◆ **TASK INSTRUCTIONS**:
Retype the records below word for word and omit any image.

Items listed in a dataset:

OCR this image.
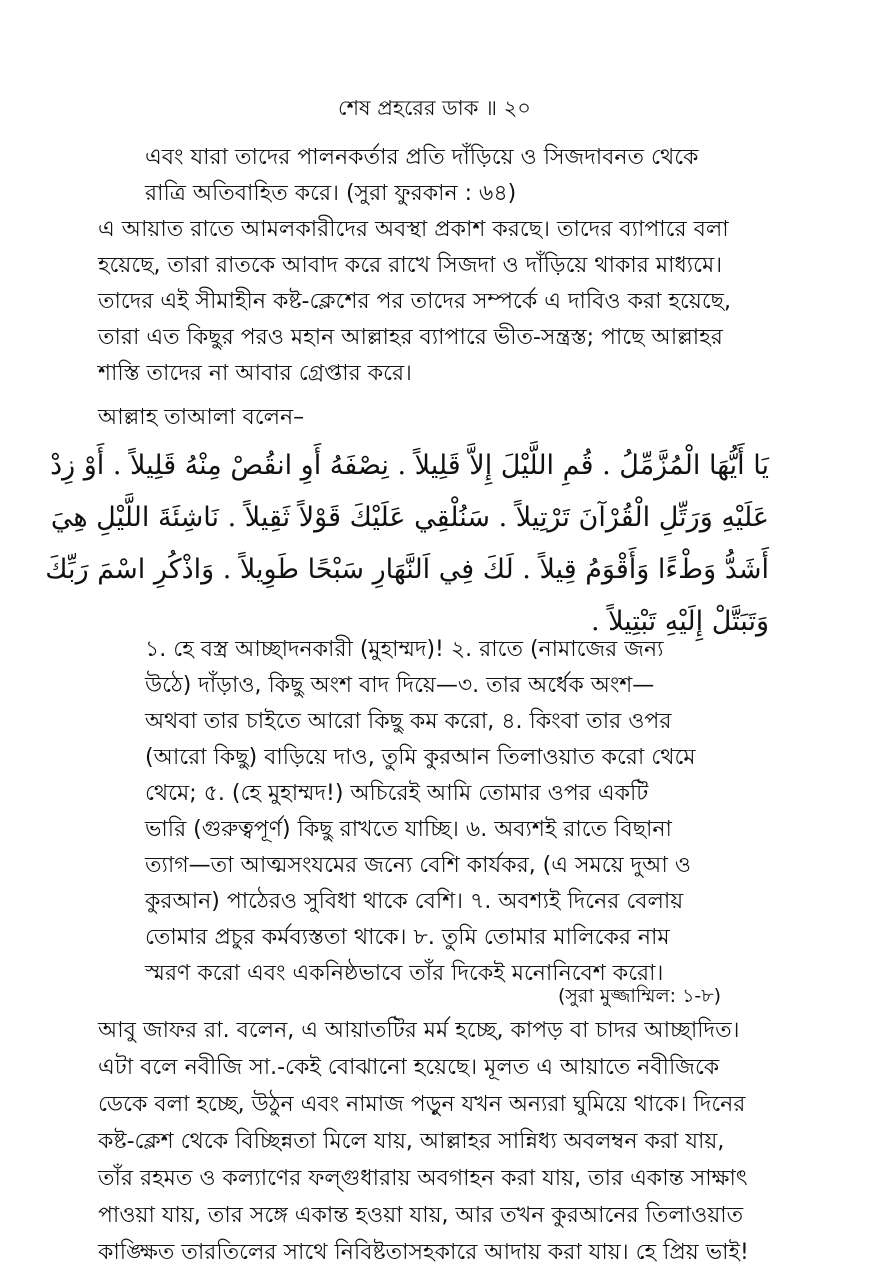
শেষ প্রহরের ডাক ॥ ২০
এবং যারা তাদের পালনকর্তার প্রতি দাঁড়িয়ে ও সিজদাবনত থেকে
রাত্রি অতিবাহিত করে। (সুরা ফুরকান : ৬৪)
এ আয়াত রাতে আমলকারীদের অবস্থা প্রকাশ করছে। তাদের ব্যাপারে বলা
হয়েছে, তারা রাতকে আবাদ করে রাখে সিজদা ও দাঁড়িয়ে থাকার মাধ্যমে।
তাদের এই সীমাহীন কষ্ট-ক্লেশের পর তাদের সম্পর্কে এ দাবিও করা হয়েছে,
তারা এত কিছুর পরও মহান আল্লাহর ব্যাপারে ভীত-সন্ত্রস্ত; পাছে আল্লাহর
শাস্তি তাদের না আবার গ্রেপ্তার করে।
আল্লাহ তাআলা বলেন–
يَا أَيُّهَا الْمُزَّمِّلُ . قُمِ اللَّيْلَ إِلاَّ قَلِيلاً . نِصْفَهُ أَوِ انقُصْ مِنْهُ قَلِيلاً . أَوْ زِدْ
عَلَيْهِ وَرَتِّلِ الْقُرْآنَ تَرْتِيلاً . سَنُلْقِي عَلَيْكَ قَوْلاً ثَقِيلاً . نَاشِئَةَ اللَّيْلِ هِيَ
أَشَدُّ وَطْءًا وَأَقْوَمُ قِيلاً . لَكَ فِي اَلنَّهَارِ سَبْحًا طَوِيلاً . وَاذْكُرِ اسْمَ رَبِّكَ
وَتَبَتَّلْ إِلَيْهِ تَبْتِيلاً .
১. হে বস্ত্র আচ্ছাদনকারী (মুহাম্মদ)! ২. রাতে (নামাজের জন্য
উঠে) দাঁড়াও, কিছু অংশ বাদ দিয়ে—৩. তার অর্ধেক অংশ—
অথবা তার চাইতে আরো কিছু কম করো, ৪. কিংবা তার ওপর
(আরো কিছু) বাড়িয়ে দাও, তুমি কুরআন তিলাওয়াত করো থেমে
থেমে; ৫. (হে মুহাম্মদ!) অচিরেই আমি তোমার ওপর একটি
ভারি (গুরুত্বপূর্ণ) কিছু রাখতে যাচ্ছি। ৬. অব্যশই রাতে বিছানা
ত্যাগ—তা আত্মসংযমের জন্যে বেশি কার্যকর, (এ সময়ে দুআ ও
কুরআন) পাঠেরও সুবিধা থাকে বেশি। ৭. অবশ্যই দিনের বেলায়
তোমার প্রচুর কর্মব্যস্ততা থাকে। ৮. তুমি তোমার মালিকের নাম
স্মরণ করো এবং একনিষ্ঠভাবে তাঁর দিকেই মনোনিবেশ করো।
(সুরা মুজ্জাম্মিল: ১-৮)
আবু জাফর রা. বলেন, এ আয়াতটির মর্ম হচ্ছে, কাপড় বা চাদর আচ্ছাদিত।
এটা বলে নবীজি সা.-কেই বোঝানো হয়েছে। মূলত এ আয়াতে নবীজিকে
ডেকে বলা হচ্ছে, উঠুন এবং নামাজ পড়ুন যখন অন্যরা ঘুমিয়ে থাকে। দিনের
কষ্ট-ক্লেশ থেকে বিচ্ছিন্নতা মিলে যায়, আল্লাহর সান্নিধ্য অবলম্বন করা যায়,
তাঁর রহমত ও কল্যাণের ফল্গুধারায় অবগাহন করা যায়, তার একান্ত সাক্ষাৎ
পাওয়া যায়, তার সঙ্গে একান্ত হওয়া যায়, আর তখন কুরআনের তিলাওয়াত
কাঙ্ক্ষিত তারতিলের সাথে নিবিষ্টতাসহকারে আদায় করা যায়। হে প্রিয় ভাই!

◆ **EXPECTED ANSWER**:
OCR this image.
শেষ প্রহরের ডাক ॥ ২০
এবং যারা তাদের পালনকর্তার প্রতি দাঁড়িয়ে ও সিজদাবনত থেকে
রাত্রি অতিবাহিত করে। (সুরা ফুরকান : ৬৪)
এ আয়াত রাতে আমলকারীদের অবস্থা প্রকাশ করছে। তাদের ব্যাপারে বলা
হয়েছে, তারা রাতকে আবাদ করে রাখে সিজদা ও দাঁড়িয়ে থাকার মাধ্যমে।
তাদের এই সীমাহীন কষ্ট-ক্লেশের পর তাদের সম্পর্কে এ দাবিও করা হয়েছে,
তারা এত কিছুর পরও মহান আল্লাহর ব্যাপারে ভীত-সন্ত্রস্ত; পাছে আল্লাহর
শাস্তি তাদের না আবার গ্রেপ্তার করে।
আল্লাহ তাআলা বলেন–
يَا أَيُّهَا الْمُزَّمِّلُ . قُمِ اللَّيْلَ إِلاَّ قَلِيلاً . نِصْفَهُ أَوِ انقُصْ مِنْهُ قَلِيلاً . أَوْ زِدْ
عَلَيْهِ وَرَتِّلِ الْقُرْآنَ تَرْتِيلاً . سَنُلْقِي عَلَيْكَ قَوْلاً ثَقِيلاً . نَاشِئَةَ اللَّيْلِ هِيَ
أَشَدُّ وَطْءًا وَأَقْوَمُ قِيلاً . لَكَ فِي اَلنَّهَارِ سَبْحًا طَوِيلاً . وَاذْكُرِ اسْمَ رَبِّكَ
وَتَبَتَّلْ إِلَيْهِ تَبْتِيلاً .
১. হে বস্ত্র আচ্ছাদনকারী (মুহাম্মদ)! ২. রাতে (নামাজের জন্য
উঠে) দাঁড়াও, কিছু অংশ বাদ দিয়ে—৩. তার অর্ধেক অংশ—
অথবা তার চাইতে আরো কিছু কম করো, ৪. কিংবা তার ওপর
(আরো কিছু) বাড়িয়ে দাও, তুমি কুরআন তিলাওয়াত করো থেমে
থেমে; ৫. (হে মুহাম্মদ!) অচিরেই আমি তোমার ওপর একটি
ভারি (গুরুত্বপূর্ণ) কিছু রাখতে যাচ্ছি। ৬. অব্যশই রাতে বিছানা
ত্যাগ—তা আত্মসংযমের জন্যে বেশি কার্যকর, (এ সময়ে দুআ ও
কুরআন) পাঠেরও সুবিধা থাকে বেশি। ৭. অবশ্যই দিনের বেলায়
তোমার প্রচুর কর্মব্যস্ততা থাকে। ৮. তুমি তোমার মালিকের নাম
স্মরণ করো এবং একনিষ্ঠভাবে তাঁর দিকেই মনোনিবেশ করো।
(সুরা মুজ্জাম্মিল: ১-৮)
আবু জাফর রা. বলেন, এ আয়াতটির মর্ম হচ্ছে, কাপড় বা চাদর আচ্ছাদিত।
এটা বলে নবীজি সা.-কেই বোঝানো হয়েছে। মূলত এ আয়াতে নবীজিকে
ডেকে বলা হচ্ছে, উঠুন এবং নামাজ পড়ুন যখন অন্যরা ঘুমিয়ে থাকে। দিনের
কষ্ট-ক্লেশ থেকে বিচ্ছিন্নতা মিলে যায়, আল্লাহর সান্নিধ্য অবলম্বন করা যায়,
তাঁর রহমত ও কল্যাণের ফল্গুধারায় অবগাহন করা যায়, তার একান্ত সাক্ষাৎ
পাওয়া যায়, তার সঙ্গে একান্ত হওয়া যায়, আর তখন কুরআনের তিলাওয়াত
কাঙ্ক্ষিত তারতিলের সাথে নিবিষ্টতাসহকারে আদায় করা যায়। হে প্রিয় ভাই!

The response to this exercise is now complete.